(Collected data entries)
+ + + + +
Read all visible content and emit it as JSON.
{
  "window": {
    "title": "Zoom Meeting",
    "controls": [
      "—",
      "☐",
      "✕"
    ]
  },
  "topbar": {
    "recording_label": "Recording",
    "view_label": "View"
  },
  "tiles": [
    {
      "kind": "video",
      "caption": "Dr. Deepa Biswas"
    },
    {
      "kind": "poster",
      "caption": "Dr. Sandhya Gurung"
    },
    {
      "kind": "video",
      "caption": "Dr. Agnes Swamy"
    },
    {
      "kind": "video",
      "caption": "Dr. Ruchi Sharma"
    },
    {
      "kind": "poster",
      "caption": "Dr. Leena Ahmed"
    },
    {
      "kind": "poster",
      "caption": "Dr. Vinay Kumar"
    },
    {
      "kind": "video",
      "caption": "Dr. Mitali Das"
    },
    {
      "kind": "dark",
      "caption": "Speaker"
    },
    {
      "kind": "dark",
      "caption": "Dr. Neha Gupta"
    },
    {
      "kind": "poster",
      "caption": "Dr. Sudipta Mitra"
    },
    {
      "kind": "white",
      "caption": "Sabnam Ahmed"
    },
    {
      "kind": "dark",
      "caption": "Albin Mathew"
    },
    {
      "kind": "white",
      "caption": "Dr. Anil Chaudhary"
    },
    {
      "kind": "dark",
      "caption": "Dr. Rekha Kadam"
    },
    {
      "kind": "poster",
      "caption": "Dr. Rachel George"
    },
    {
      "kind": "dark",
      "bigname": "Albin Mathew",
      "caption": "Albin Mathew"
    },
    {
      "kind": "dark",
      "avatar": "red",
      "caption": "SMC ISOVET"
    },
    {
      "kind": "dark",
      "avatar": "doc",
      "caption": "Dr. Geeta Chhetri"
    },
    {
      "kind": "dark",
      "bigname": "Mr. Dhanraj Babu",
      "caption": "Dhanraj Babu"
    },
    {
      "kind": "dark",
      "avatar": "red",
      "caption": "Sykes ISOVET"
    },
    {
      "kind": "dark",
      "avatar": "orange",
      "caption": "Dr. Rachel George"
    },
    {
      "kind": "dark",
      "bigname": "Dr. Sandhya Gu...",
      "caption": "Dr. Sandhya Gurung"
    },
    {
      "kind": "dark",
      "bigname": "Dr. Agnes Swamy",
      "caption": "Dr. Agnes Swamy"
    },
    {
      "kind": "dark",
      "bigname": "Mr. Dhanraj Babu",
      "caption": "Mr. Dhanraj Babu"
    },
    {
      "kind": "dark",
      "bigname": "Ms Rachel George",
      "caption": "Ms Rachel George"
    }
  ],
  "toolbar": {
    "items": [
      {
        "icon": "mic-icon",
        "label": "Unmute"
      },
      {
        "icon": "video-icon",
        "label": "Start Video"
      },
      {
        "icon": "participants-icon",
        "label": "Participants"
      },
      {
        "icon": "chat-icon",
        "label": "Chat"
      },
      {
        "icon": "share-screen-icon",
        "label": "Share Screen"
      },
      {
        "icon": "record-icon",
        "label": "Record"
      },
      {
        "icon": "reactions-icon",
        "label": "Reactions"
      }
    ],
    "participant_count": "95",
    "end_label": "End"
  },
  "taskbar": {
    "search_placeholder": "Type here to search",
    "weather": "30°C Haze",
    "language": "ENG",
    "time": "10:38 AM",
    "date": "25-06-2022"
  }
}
+ + + + +
* Task details:
Quote each line above in full, word for word.

* Task result:
Read all visible content and emit it as JSON.
{
  "window": {
    "title": "Zoom Meeting",
    "controls": [
      "—",
      "☐",
      "✕"
    ]
  },
  "topbar": {
    "recording_label": "Recording",
    "view_label": "View"
  },
  "tiles": [
    {
      "kind": "video",
      "caption": "Dr. Deepa Biswas"
    },
    {
      "kind": "poster",
      "caption": "Dr. Sandhya Gurung"
    },
    {
      "kind": "video",
      "caption": "Dr. Agnes Swamy"
    },
    {
      "kind": "video",
      "caption": "Dr. Ruchi Sharma"
    },
    {
      "kind": "poster",
      "caption": "Dr. Leena Ahmed"
    },
    {
      "kind": "poster",
      "caption": "Dr. Vinay Kumar"
    },
    {
      "kind": "video",
      "caption": "Dr. Mitali Das"
    },
    {
      "kind": "dark",
      "caption": "Speaker"
    },
    {
      "kind": "dark",
      "caption": "Dr. Neha Gupta"
    },
    {
      "kind": "poster",
      "caption": "Dr. Sudipta Mitra"
    },
    {
      "kind": "white",
      "caption": "Sabnam Ahmed"
    },
    {
      "kind": "dark",
      "caption": "Albin Mathew"
    },
    {
      "kind": "white",
      "caption": "Dr. Anil Chaudhary"
    },
    {
      "kind": "dark",
      "caption": "Dr. Rekha Kadam"
    },
    {
      "kind": "poster",
      "caption": "Dr. Rachel George"
    },
    {
      "kind": "dark",
      "bigname": "Albin Mathew",
      "caption": "Albin Mathew"
    },
    {
      "kind": "dark",
      "avatar": "red",
      "caption": "SMC ISOVET"
    },
    {
      "kind": "dark",
      "avatar": "doc",
      "caption": "Dr. Geeta Chhetri"
    },
    {
      "kind": "dark",
      "bigname": "Mr. Dhanraj Babu",
      "caption": "Dhanraj Babu"
    },
    {
      "kind": "dark",
      "avatar": "red",
      "caption": "Sykes ISOVET"
    },
    {
      "kind": "dark",
      "avatar": "orange",
      "caption": "Dr. Rachel George"
    },
    {
      "kind": "dark",
      "bigname": "Dr. Sandhya Gu...",
      "caption": "Dr. Sandhya Gurung"
    },
    {
      "kind": "dark",
      "bigname": "Dr. Agnes Swamy",
      "caption": "Dr. Agnes Swamy"
    },
    {
      "kind": "dark",
      "bigname": "Mr. Dhanraj Babu",
      "caption": "Mr. Dhanraj Babu"
    },
    {
      "kind": "dark",
      "bigname": "Ms Rachel George",
      "caption": "Ms Rachel George"
    }
  ],
  "toolbar": {
    "items": [
      {
        "icon": "mic-icon",
        "label": "Unmute"
      },
      {
        "icon": "video-icon",
        "label": "Start Video"
      },
      {
        "icon": "participants-icon",
        "label": "Participants"
      },
      {
        "icon": "chat-icon",
        "label": "Chat"
      },
      {
        "icon": "share-screen-icon",
        "label": "Share Screen"
      },
      {
        "icon": "record-icon",
        "label": "Record"
      },
      {
        "icon": "reactions-icon",
        "label": "Reactions"
      }
    ],
    "participant_count": "95",
    "end_label": "End"
  },
  "taskbar": {
    "search_placeholder": "Type here to search",
    "weather": "30°C Haze",
    "language": "ENG",
    "time": "10:38 AM",
    "date": "25-06-2022"
  }
}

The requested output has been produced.